**What is being asked**
Check each line of the entries below for the word "solution", and copy the lines that have it.

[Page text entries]

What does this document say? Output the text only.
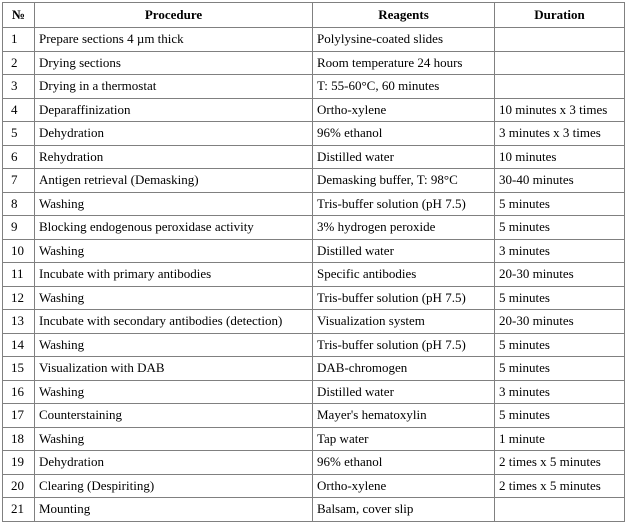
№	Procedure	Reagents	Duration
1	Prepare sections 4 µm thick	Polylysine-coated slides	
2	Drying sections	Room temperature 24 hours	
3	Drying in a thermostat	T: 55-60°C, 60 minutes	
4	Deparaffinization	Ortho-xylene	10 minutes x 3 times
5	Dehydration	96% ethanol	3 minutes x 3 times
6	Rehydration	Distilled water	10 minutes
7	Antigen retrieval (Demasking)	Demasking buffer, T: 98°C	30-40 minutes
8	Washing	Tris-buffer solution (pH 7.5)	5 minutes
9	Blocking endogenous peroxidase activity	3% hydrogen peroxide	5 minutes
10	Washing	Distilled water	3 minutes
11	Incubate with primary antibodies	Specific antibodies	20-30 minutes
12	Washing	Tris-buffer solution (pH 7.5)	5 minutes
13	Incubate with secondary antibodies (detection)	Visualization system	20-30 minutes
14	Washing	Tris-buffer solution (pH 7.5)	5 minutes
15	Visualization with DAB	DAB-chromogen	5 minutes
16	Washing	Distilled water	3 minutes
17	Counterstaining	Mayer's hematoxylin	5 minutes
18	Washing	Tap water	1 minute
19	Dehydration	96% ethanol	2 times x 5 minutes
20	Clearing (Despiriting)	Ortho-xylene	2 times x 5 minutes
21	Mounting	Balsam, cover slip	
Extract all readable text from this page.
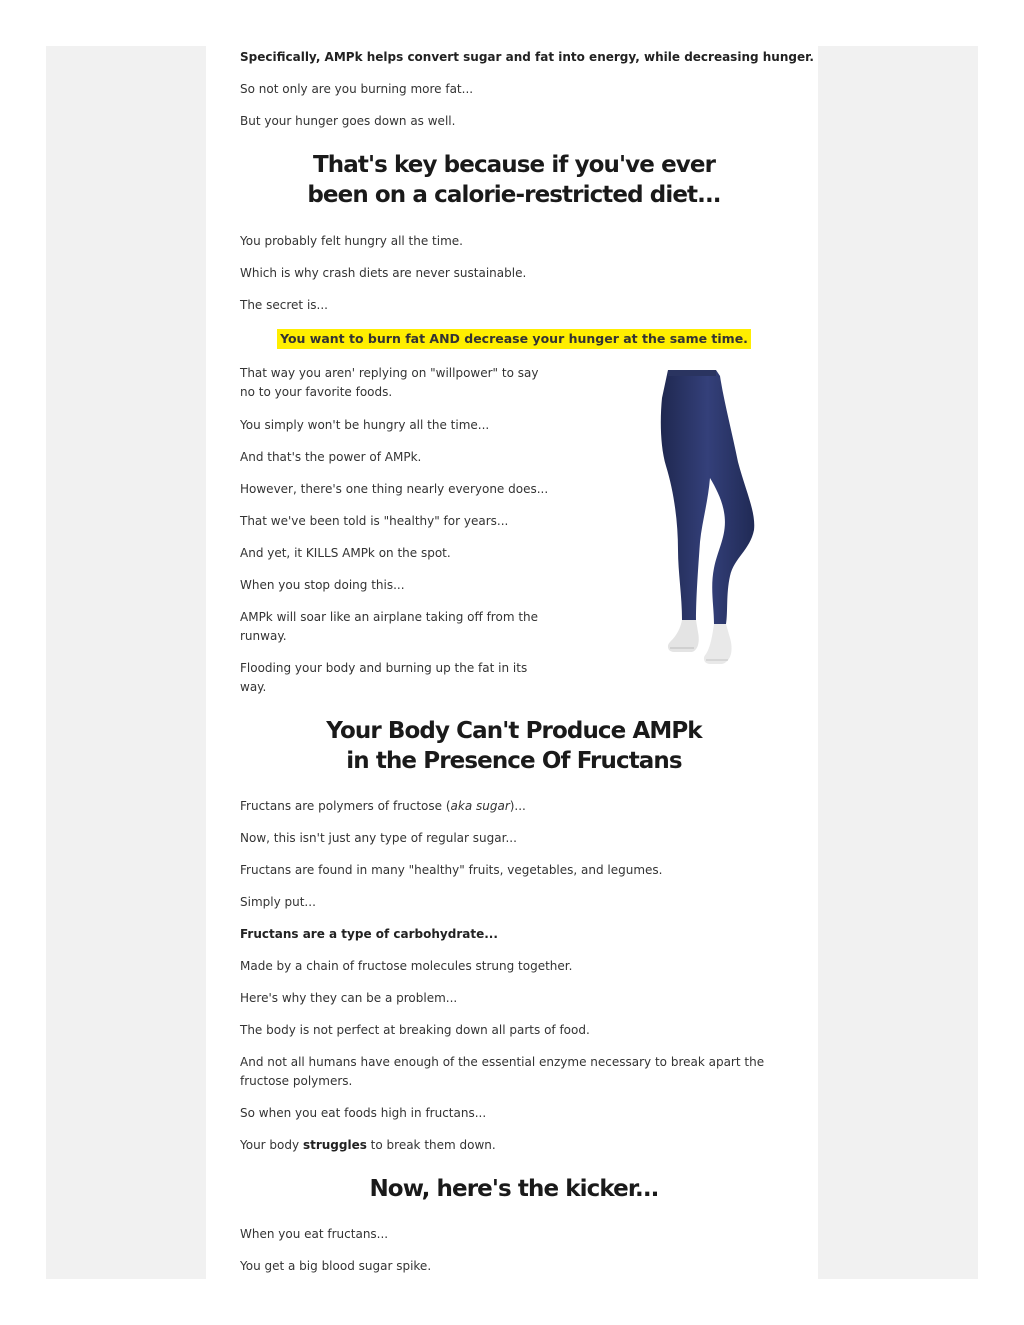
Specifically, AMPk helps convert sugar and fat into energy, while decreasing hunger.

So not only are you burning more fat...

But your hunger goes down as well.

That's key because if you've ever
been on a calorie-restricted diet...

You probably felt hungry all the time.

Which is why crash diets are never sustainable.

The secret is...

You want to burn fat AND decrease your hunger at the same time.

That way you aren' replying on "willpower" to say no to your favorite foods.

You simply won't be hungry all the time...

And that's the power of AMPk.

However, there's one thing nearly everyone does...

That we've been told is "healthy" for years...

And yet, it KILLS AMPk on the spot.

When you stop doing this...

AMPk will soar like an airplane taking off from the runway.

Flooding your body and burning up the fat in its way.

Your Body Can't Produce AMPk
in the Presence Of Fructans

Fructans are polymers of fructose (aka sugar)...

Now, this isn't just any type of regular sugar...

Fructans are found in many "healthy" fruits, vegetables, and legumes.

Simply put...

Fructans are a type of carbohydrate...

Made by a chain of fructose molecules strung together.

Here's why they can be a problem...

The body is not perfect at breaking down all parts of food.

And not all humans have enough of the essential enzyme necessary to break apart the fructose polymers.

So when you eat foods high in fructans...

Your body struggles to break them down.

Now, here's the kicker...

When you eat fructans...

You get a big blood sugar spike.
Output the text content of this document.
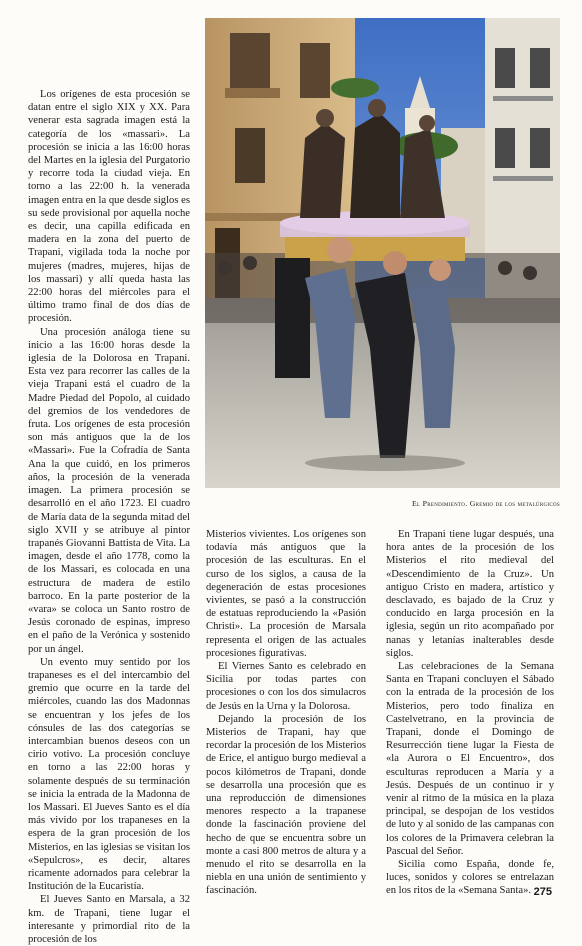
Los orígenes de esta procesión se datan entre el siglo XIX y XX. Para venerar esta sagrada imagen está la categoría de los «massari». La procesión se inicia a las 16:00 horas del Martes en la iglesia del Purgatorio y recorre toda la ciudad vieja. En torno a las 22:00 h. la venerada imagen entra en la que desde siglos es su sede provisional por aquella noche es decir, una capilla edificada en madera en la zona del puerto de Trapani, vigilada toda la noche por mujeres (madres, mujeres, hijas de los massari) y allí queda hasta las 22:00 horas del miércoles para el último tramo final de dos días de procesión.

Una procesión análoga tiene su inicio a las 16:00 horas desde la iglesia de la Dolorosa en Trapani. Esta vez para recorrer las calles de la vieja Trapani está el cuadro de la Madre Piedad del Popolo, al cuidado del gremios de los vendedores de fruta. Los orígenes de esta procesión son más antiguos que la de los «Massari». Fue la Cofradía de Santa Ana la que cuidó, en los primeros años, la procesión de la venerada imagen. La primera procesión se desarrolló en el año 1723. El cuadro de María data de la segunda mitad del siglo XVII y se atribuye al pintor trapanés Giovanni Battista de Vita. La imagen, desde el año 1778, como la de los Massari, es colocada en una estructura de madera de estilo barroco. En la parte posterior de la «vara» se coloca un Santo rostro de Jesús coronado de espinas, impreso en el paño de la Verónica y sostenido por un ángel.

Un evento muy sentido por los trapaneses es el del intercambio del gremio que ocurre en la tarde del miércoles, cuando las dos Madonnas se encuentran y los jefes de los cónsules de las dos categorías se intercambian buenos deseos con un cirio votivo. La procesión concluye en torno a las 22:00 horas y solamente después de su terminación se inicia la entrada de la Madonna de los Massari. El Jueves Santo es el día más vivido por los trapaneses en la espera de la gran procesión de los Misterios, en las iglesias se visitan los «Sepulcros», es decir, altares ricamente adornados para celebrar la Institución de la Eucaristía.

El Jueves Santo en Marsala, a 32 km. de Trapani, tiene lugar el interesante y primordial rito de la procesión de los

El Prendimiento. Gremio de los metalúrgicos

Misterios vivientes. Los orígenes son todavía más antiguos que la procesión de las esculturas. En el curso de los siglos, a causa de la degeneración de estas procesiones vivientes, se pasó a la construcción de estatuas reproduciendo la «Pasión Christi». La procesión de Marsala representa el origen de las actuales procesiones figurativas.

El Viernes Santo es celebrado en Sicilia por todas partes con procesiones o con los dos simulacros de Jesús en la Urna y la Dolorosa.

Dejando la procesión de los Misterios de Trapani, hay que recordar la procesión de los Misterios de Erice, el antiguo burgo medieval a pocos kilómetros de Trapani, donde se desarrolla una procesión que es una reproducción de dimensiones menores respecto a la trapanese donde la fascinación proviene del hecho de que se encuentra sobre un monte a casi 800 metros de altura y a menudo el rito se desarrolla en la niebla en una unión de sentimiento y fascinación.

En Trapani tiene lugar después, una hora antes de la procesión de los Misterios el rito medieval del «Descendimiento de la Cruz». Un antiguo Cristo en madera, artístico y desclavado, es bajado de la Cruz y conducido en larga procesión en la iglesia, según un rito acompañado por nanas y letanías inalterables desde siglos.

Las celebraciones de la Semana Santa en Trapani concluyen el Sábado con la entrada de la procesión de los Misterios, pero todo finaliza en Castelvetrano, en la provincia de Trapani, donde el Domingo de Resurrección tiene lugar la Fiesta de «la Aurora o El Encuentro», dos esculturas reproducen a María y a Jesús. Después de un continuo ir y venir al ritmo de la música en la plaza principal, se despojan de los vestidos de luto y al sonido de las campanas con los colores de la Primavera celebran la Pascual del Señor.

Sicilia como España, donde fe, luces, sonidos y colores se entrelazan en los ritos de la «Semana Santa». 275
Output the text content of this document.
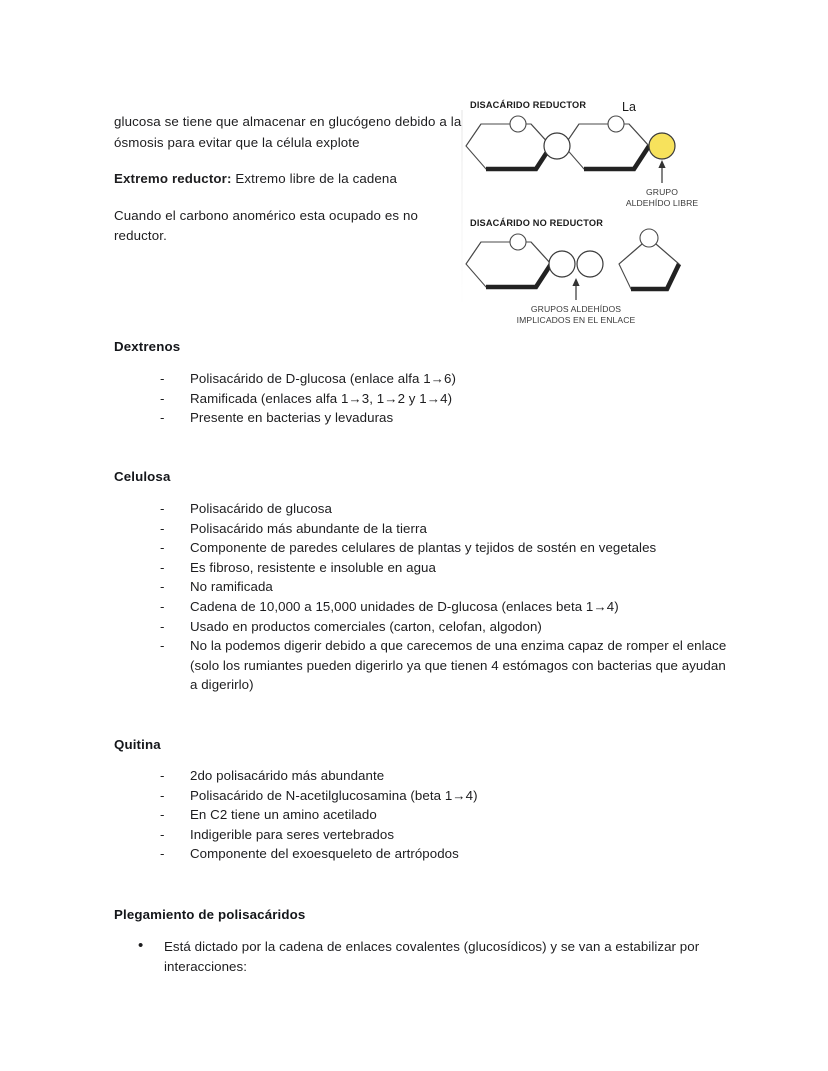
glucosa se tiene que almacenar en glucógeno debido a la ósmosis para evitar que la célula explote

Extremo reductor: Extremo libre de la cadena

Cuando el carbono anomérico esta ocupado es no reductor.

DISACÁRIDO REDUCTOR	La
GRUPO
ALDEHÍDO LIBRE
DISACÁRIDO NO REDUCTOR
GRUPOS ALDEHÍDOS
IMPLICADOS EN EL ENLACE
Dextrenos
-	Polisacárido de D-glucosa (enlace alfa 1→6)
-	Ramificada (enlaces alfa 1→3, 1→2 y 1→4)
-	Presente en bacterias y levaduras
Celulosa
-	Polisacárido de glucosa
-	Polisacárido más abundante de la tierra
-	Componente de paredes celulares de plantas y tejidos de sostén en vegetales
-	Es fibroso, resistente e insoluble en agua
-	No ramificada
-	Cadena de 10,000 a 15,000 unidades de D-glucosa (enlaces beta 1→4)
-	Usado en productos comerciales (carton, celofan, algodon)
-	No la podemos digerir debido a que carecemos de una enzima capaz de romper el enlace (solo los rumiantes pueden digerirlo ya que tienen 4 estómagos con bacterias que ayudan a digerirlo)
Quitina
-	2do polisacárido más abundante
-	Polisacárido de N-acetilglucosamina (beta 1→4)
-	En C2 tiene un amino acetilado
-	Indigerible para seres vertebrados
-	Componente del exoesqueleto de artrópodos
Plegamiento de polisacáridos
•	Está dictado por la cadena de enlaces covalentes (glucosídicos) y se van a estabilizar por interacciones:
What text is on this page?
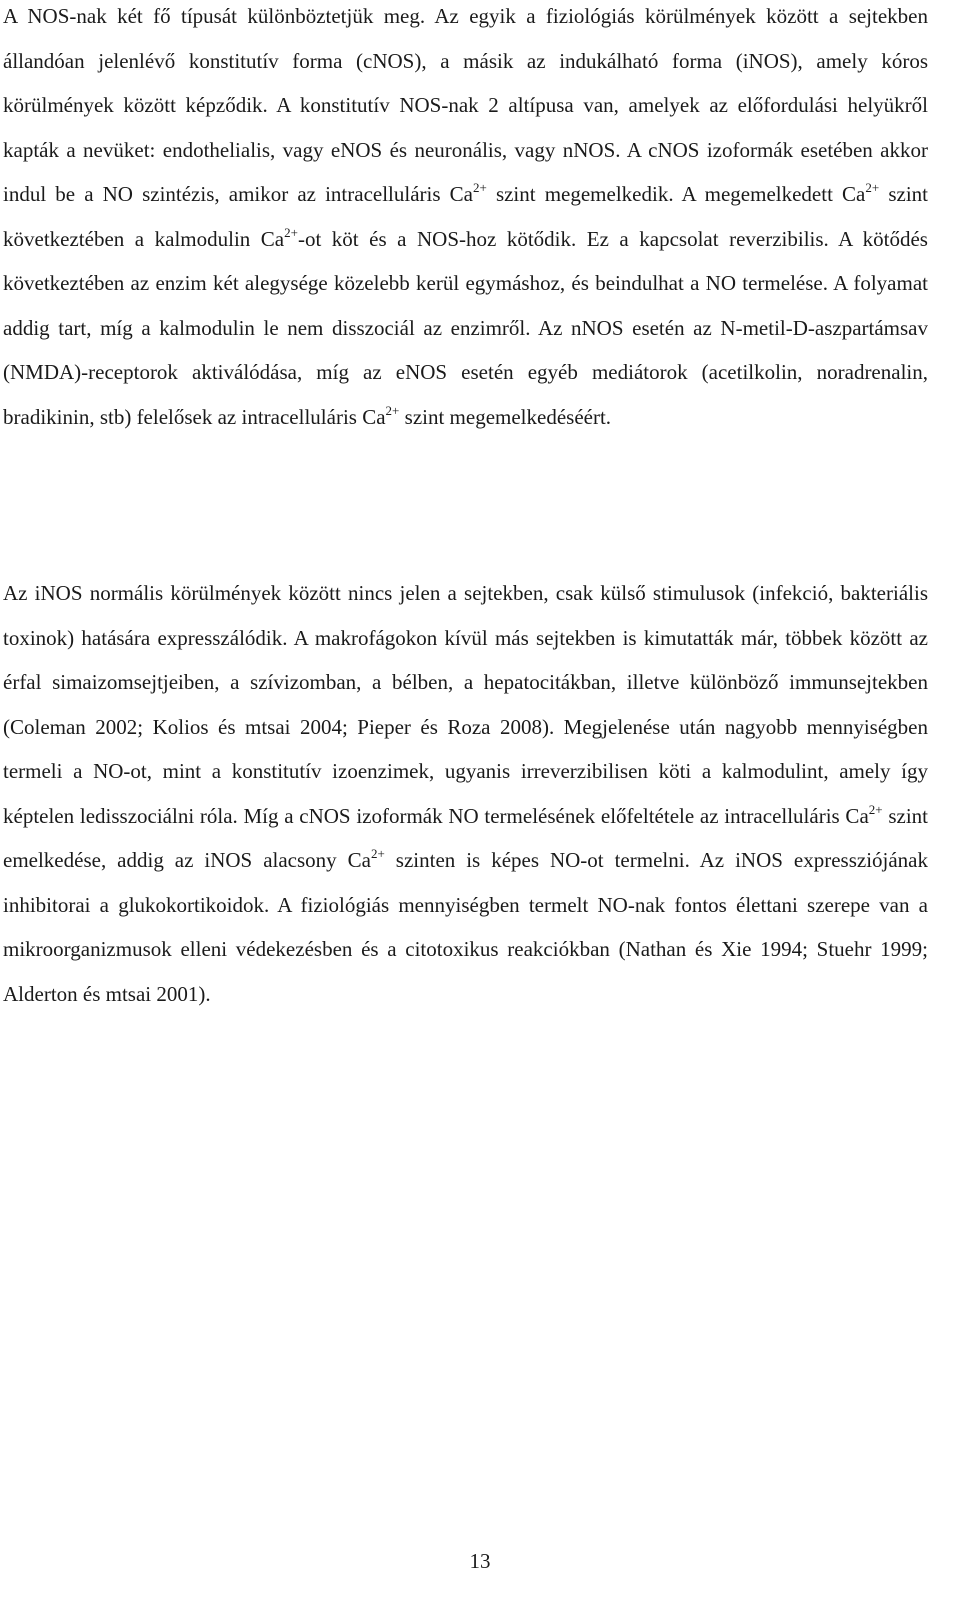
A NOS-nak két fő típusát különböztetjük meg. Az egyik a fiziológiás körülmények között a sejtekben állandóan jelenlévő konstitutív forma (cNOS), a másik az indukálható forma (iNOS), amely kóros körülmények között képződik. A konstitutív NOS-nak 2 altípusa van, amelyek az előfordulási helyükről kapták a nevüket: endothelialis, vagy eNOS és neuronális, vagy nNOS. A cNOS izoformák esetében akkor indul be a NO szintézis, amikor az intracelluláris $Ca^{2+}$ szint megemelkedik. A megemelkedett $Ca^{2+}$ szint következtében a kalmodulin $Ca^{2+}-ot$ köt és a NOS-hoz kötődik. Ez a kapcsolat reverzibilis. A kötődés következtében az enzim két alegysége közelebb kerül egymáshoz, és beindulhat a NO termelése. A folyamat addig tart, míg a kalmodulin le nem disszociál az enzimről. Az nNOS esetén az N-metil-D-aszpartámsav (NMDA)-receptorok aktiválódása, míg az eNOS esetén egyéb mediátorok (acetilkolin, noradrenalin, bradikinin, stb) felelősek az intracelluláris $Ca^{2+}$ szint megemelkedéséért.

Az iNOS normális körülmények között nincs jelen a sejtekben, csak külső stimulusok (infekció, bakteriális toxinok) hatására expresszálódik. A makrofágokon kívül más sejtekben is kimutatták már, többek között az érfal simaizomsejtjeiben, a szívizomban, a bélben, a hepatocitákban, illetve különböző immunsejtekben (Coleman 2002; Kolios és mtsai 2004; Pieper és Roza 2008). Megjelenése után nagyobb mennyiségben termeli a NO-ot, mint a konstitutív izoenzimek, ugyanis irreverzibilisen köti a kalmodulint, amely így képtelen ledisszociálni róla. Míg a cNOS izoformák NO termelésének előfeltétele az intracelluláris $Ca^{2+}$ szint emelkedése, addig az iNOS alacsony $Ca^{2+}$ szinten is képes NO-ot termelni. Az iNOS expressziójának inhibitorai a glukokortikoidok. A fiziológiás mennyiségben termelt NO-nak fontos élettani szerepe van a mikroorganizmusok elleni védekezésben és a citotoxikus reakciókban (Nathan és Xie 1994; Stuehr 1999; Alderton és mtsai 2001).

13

**Answer box**
8	Washing	Tris-buffer solution (pH 7.5)	5 minutes
12	Washing	Tris-buffer solution (pH 7.5)	5 minutes
14	Washing	Tris-buffer solution (pH 7.5)	5 minutes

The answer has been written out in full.